GOAL OF THE EXERCISE: Copy the lines below as they are; omit the images they contain.

======== MATERIALS PROVIDED

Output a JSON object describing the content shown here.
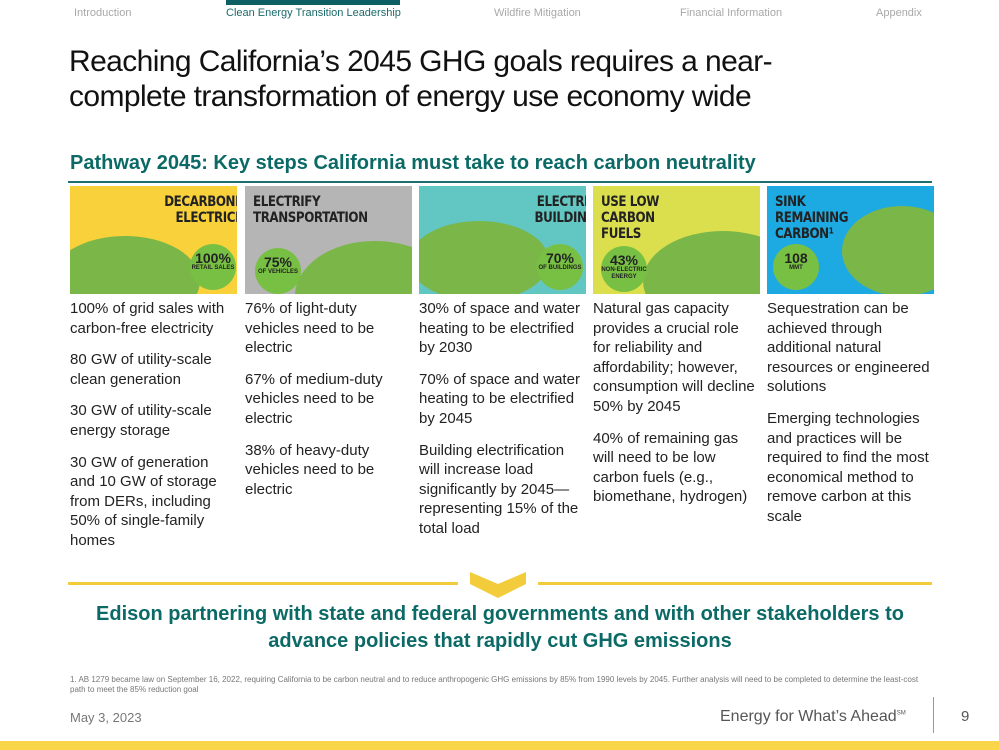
{
  "nav": {
    "tabs": [
      "Introduction",
      "Clean Energy Transition Leadership",
      "Wildfire Mitigation",
      "Financial Information",
      "Appendix"
    ],
    "active": 1
  },
  "title": "Reaching California’s 2045 GHG goals requires a near-complete transformation of energy use economy wide",
  "subtitle": "Pathway 2045: Key steps California must take to reach carbon neutrality",
  "columns": [
    {
      "heading": "DECARBONIZE ELECTRICITY",
      "stat": "100%",
      "stat_label": "RETAIL SALES",
      "bg": "#f9d13a",
      "points": [
        "100% of grid sales with carbon-free electricity",
        "80 GW of utility-scale clean generation",
        "30 GW of utility-scale energy storage",
        "30 GW of generation and 10 GW of storage from DERs, including 50% of single-family homes"
      ]
    },
    {
      "heading": "ELECTRIFY TRANSPORTATION",
      "stat": "75%",
      "stat_label": "OF VEHICLES",
      "bg": "#b5b5b5",
      "points": [
        "76% of light-duty vehicles need to be electric",
        "67% of medium-duty vehicles need to be electric",
        "38% of heavy-duty vehicles need to be electric"
      ]
    },
    {
      "heading": "ELECTRIFY BUILDINGS",
      "stat": "70%",
      "stat_label": "OF BUILDINGS",
      "bg": "#62c6c3",
      "points": [
        "30% of space and water heating to be electrified by 2030",
        "70% of space and water heating to be electrified by 2045",
        "Building electrification will increase load significantly by 2045—representing 15% of the total load"
      ]
    },
    {
      "heading": "USE LOW CARBON FUELS",
      "stat": "43%",
      "stat_label": "NON-ELECTRIC ENERGY",
      "bg": "#dcdf4d",
      "points": [
        "Natural gas capacity provides a crucial role for reliability and affordability; however, consumption will decline 50% by 2045",
        "40% of remaining gas will need to be low carbon fuels (e.g., biomethane, hydrogen)"
      ]
    },
    {
      "heading": "SINK REMAINING CARBON¹",
      "stat": "108",
      "stat_label": "MMT",
      "bg": "#1da9e1",
      "points": [
        "Sequestration can be achieved through additional natural resources or engineered solutions",
        "Emerging technologies and practices will be required to find the most economical method to remove carbon at this scale"
      ]
    }
  ],
  "conclusion": "Edison partnering with state and federal governments and with other stakeholders to advance policies that rapidly cut GHG emissions",
  "footnote": "1.  AB 1279 became law on September 16, 2022, requiring California to be carbon neutral and to reduce anthropogenic GHG emissions by 85% from 1990 levels by 2045. Further analysis will need to be completed to determine the least-cost path to meet the 85% reduction goal",
  "footer": {
    "date": "May 3, 2023",
    "tagline": "Energy for What’s Ahead",
    "tagline_mark": "SM",
    "page": "9"
  },
  "colors": {
    "teal": "#0b6a66",
    "yellow": "#f9d649"
  }
}
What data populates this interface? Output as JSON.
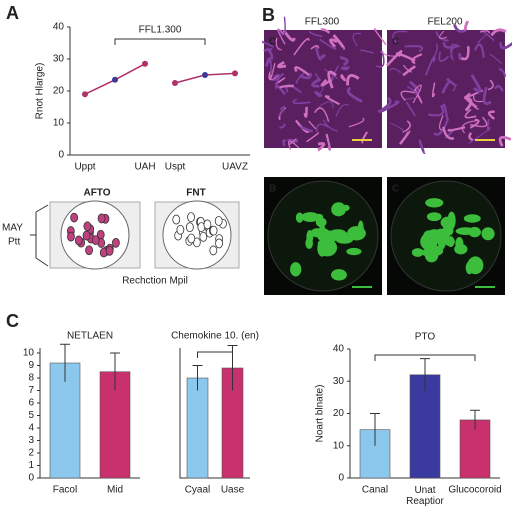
{
  "figure": {
    "panel_labels": [
      "A",
      "B",
      "C"
    ],
    "diagram": {
      "left_title": "AFTO",
      "right_title": "FNT",
      "side_label_1": "MAY",
      "side_label_2": "Ptt",
      "caption": "Rechction Mpil"
    },
    "images": {
      "col_titles": [
        "FFL300",
        "FEL200"
      ],
      "letters": [
        "C",
        "C",
        "B",
        "C"
      ]
    }
  },
  "chart_data": [
    {
      "type": "line",
      "annotation": "FFL1.300",
      "y_label": "Rnot Hlarge)",
      "categories": [
        "Uppt",
        null,
        "UAH",
        "Uspt",
        null,
        "UAVZ"
      ],
      "series": [
        {
          "color": "#b0306a",
          "values": [
            19,
            23.5,
            28.5,
            null,
            null,
            null
          ]
        },
        {
          "color": "#b0306a",
          "values": [
            null,
            null,
            null,
            22.5,
            25,
            25.5
          ]
        }
      ],
      "marker_colors": [
        "#b0306a",
        "#3a3a9a",
        "#b0306a",
        "#b0306a",
        "#3a3a9a",
        "#b0306a"
      ],
      "ylim": [
        0,
        40
      ],
      "yticks": [
        0,
        10,
        20,
        30,
        40
      ]
    },
    {
      "type": "bar",
      "title": "NETLAEN",
      "categories": [
        "Facol",
        "Mid"
      ],
      "values": [
        9.2,
        8.5
      ],
      "errors": [
        1.5,
        1.5
      ],
      "colors": [
        "#8cc8ee",
        "#c8306e"
      ],
      "ylim": [
        0,
        10.4
      ],
      "yticks": [
        0,
        1,
        2,
        3,
        4,
        5,
        6,
        7,
        8,
        9,
        10
      ]
    },
    {
      "type": "bar",
      "title": "Chemokine 10. (en)",
      "categories": [
        "Cyaal",
        "Uase"
      ],
      "values": [
        8.0,
        8.8
      ],
      "errors": [
        1.0,
        1.8
      ],
      "colors": [
        "#8cc8ee",
        "#c8306e"
      ],
      "ylim": [
        0,
        10.4
      ]
    },
    {
      "type": "bar",
      "title": "PTO",
      "y_label": "Noart blnate)",
      "categories": [
        "Canal",
        "Unat Reaptior",
        "Glucocoroid"
      ],
      "values": [
        15,
        32,
        18
      ],
      "errors": [
        5,
        5,
        3
      ],
      "colors": [
        "#8cc8ee",
        "#3a3aa0",
        "#c8306e"
      ],
      "ylim": [
        0,
        40
      ],
      "yticks": [
        0,
        10,
        20,
        30,
        40
      ]
    }
  ]
}
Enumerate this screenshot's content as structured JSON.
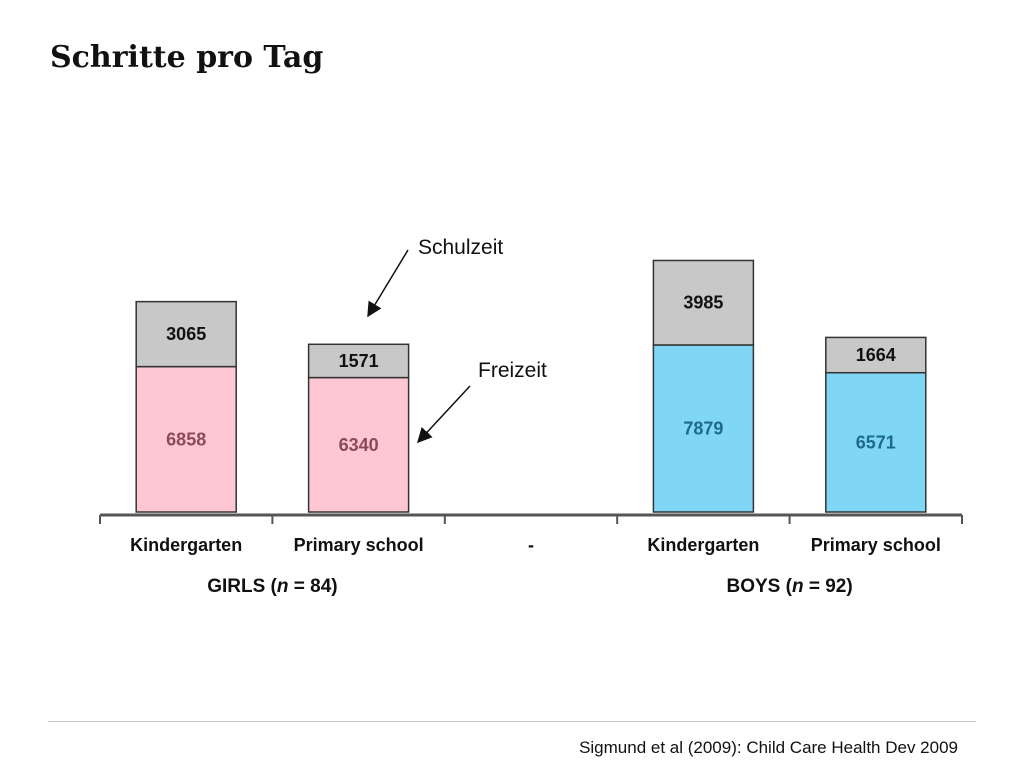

================

WRITTEN SOLUTION:
Output a JSON object describing the content shown here.
{
  "nav": {
    "tabs": [
      "Introduction",
      "Clean Energy Transition Leadership",
      "Wildfire Mitigation",
      "Financial Information",
      "Appendix"
    ],
    "active": 1
  },
  "title": "Reaching California’s 2045 GHG goals requires a near-complete transformation of energy use economy wide",
  "subtitle": "Pathway 2045: Key steps California must take to reach carbon neutrality",
  "columns": [
    {
      "heading": "DECARBONIZE ELECTRICITY",
      "stat": "100%",
      "stat_label": "RETAIL SALES",
      "bg": "#f9d13a",
      "points": [
        "100% of grid sales with carbon-free electricity",
        "80 GW of utility-scale clean generation",
        "30 GW of utility-scale energy storage",
        "30 GW of generation and 10 GW of storage from DERs, including 50% of single-family homes"
      ]
    },
    {
      "heading": "ELECTRIFY TRANSPORTATION",
      "stat": "75%",
      "stat_label": "OF VEHICLES",
      "bg": "#b5b5b5",
      "points": [
        "76% of light-duty vehicles need to be electric",
        "67% of medium-duty vehicles need to be electric",
        "38% of heavy-duty vehicles need to be electric"
      ]
    },
    {
      "heading": "ELECTRIFY BUILDINGS",
      "stat": "70%",
      "stat_label": "OF BUILDINGS",
      "bg": "#62c6c3",
      "points": [
        "30% of space and water heating to be electrified by 2030",
        "70% of space and water heating to be electrified by 2045",
        "Building electrification will increase load significantly by 2045—representing 15% of the total load"
      ]
    },
    {
      "heading": "USE LOW CARBON FUELS",
      "stat": "43%",
      "stat_label": "NON-ELECTRIC ENERGY",
      "bg": "#dcdf4d",
      "points": [
        "Natural gas capacity provides a crucial role for reliability and affordability; however, consumption will decline 50% by 2045",
        "40% of remaining gas will need to be low carbon fuels (e.g., biomethane, hydrogen)"
      ]
    },
    {
      "heading": "SINK REMAINING CARBON¹",
      "stat": "108",
      "stat_label": "MMT",
      "bg": "#1da9e1",
      "points": [
        "Sequestration can be achieved through additional natural resources or engineered solutions",
        "Emerging technologies and practices will be required to find the most economical method to remove carbon at this scale"
      ]
    }
  ],
  "conclusion": "Edison partnering with state and federal governments and with other stakeholders to advance policies that rapidly cut GHG emissions",
  "footnote": "1.  AB 1279 became law on September 16, 2022, requiring California to be carbon neutral and to reduce anthropogenic GHG emissions by 85% from 1990 levels by 2045. Further analysis will need to be completed to determine the least-cost path to meet the 85% reduction goal",
  "footer": {
    "date": "May 3, 2023",
    "tagline": "Energy for What’s Ahead",
    "tagline_mark": "SM",
    "page": "9"
  },
  "colors": {
    "teal": "#0b6a66",
    "yellow": "#f9d649"
  }
}
What data populates this interface? Output as JSON.
{
  "figure": {
    "panel_labels": [
      "A",
      "B",
      "C"
    ],
    "diagram": {
      "left_title": "AFTO",
      "right_title": "FNT",
      "side_label_1": "MAY",
      "side_label_2": "Ptt",
      "caption": "Rechction Mpil"
    },
    "images": {
      "col_titles": [
        "FFL300",
        "FEL200"
      ],
      "letters": [
        "C",
        "C",
        "B",
        "C"
      ]
    }
  },
  "chart_data": [
    {
      "type": "line",
      "annotation": "FFL1.300",
      "y_label": "Rnot Hlarge)",
      "categories": [
        "Uppt",
        null,
        "UAH",
        "Uspt",
        null,
        "UAVZ"
      ],
      "series": [
        {
          "color": "#b0306a",
          "values": [
            19,
            23.5,
            28.5,
            null,
            null,
            null
          ]
        },
        {
          "color": "#b0306a",
          "values": [
            null,
            null,
            null,
            22.5,
            25,
            25.5
          ]
        }
      ],
      "marker_colors": [
        "#b0306a",
        "#3a3a9a",
        "#b0306a",
        "#b0306a",
        "#3a3a9a",
        "#b0306a"
      ],
      "ylim": [
        0,
        40
      ],
      "yticks": [
        0,
        10,
        20,
        30,
        40
      ]
    },
    {
      "type": "bar",
      "title": "NETLAEN",
      "categories": [
        "Facol",
        "Mid"
      ],
      "values": [
        9.2,
        8.5
      ],
      "errors": [
        1.5,
        1.5
      ],
      "colors": [
        "#8cc8ee",
        "#c8306e"
      ],
      "ylim": [
        0,
        10.4
      ],
      "yticks": [
        0,
        1,
        2,
        3,
        4,
        5,
        6,
        7,
        8,
        9,
        10
      ]
    },
    {
      "type": "bar",
      "title": "Chemokine 10. (en)",
      "categories": [
        "Cyaal",
        "Uase"
      ],
      "values": [
        8.0,
        8.8
      ],
      "errors": [
        1.0,
        1.8
      ],
      "colors": [
        "#8cc8ee",
        "#c8306e"
      ],
      "ylim": [
        0,
        10.4
      ]
    },
    {
      "type": "bar",
      "title": "PTO",
      "y_label": "Noart blnate)",
      "categories": [
        "Canal",
        "Unat Reaptior",
        "Glucocoroid"
      ],
      "values": [
        15,
        32,
        18
      ],
      "errors": [
        5,
        5,
        3
      ],
      "colors": [
        "#8cc8ee",
        "#3a3aa0",
        "#c8306e"
      ],
      "ylim": [
        0,
        40
      ],
      "yticks": [
        0,
        10,
        20,
        30,
        40
      ]
    }
  ]
}
Enumerate this screenshot's content as structured JSON.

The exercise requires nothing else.